• **Work to do**: Go through the entries one line at a time, and gather every line that has the word "Offset".
##########
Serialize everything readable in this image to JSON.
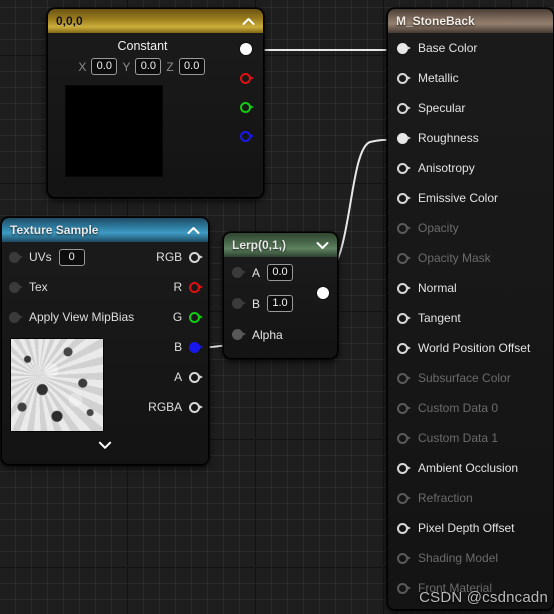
{
  "graph": {
    "watermark": "CSDN @csdncadn"
  },
  "nodes": {
    "constant": {
      "title": "0,0,0",
      "collapse_icon": "chevron-up-icon",
      "label": "Constant",
      "x_label": "X",
      "x_value": "0.0",
      "y_label": "Y",
      "y_value": "0.0",
      "z_label": "Z",
      "z_value": "0.0",
      "outputs": [
        {
          "name": "rgb",
          "color": "white",
          "filled": true
        },
        {
          "name": "r",
          "color": "red",
          "filled": false
        },
        {
          "name": "g",
          "color": "green",
          "filled": false
        },
        {
          "name": "b",
          "color": "blue",
          "filled": false
        }
      ]
    },
    "texture_sample": {
      "title": "Texture Sample",
      "collapse_icon": "chevron-up-icon",
      "inputs": [
        {
          "label": "UVs",
          "value": "0"
        },
        {
          "label": "Tex",
          "value": ""
        },
        {
          "label": "Apply View MipBias",
          "value": ""
        }
      ],
      "outputs": [
        {
          "label": "RGB",
          "color": "white",
          "filled": false
        },
        {
          "label": "R",
          "color": "red",
          "filled": false
        },
        {
          "label": "G",
          "color": "green",
          "filled": false
        },
        {
          "label": "B",
          "color": "blue",
          "filled": true
        },
        {
          "label": "A",
          "color": "white",
          "filled": false
        },
        {
          "label": "RGBA",
          "color": "white",
          "filled": false
        }
      ],
      "expand_icon": "chevron-down-icon"
    },
    "lerp": {
      "title": "Lerp(0,1,)",
      "collapse_icon": "chevron-down-icon",
      "inputs": [
        {
          "label": "A",
          "value": "0.0"
        },
        {
          "label": "B",
          "value": "1.0"
        },
        {
          "label": "Alpha",
          "value": ""
        }
      ]
    },
    "material": {
      "title": "M_StoneBack",
      "inputs": [
        {
          "label": "Base Color",
          "connected": true,
          "enabled": true
        },
        {
          "label": "Metallic",
          "connected": false,
          "enabled": true
        },
        {
          "label": "Specular",
          "connected": false,
          "enabled": true
        },
        {
          "label": "Roughness",
          "connected": true,
          "enabled": true
        },
        {
          "label": "Anisotropy",
          "connected": false,
          "enabled": true
        },
        {
          "label": "Emissive Color",
          "connected": false,
          "enabled": true
        },
        {
          "label": "Opacity",
          "connected": false,
          "enabled": false
        },
        {
          "label": "Opacity Mask",
          "connected": false,
          "enabled": false
        },
        {
          "label": "Normal",
          "connected": false,
          "enabled": true
        },
        {
          "label": "Tangent",
          "connected": false,
          "enabled": true
        },
        {
          "label": "World Position Offset",
          "connected": false,
          "enabled": true
        },
        {
          "label": "Subsurface Color",
          "connected": false,
          "enabled": false
        },
        {
          "label": "Custom Data 0",
          "connected": false,
          "enabled": false
        },
        {
          "label": "Custom Data 1",
          "connected": false,
          "enabled": false
        },
        {
          "label": "Ambient Occlusion",
          "connected": false,
          "enabled": true
        },
        {
          "label": "Refraction",
          "connected": false,
          "enabled": false
        },
        {
          "label": "Pixel Depth Offset",
          "connected": false,
          "enabled": true
        },
        {
          "label": "Shading Model",
          "connected": false,
          "enabled": false
        },
        {
          "label": "Front Material",
          "connected": false,
          "enabled": false
        }
      ]
    }
  },
  "connections": [
    {
      "from": "constant.rgb",
      "to": "material.base_color"
    },
    {
      "from": "lerp.output",
      "to": "material.roughness"
    },
    {
      "from": "texture_sample.b",
      "to": "lerp.alpha"
    }
  ],
  "colors": {
    "wire": "#e8e8e8",
    "red": "#e01010",
    "green": "#12cc12",
    "blue": "#1818ee",
    "constant_title": "#9b7d1d",
    "texture_title": "#2f7fa4",
    "lerp_title": "#49684a",
    "material_title": "#7d6a5c"
  }
}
##########
• **Finished answer**:
          "label": "World Position Offset",
          "label": "Pixel Depth Offset",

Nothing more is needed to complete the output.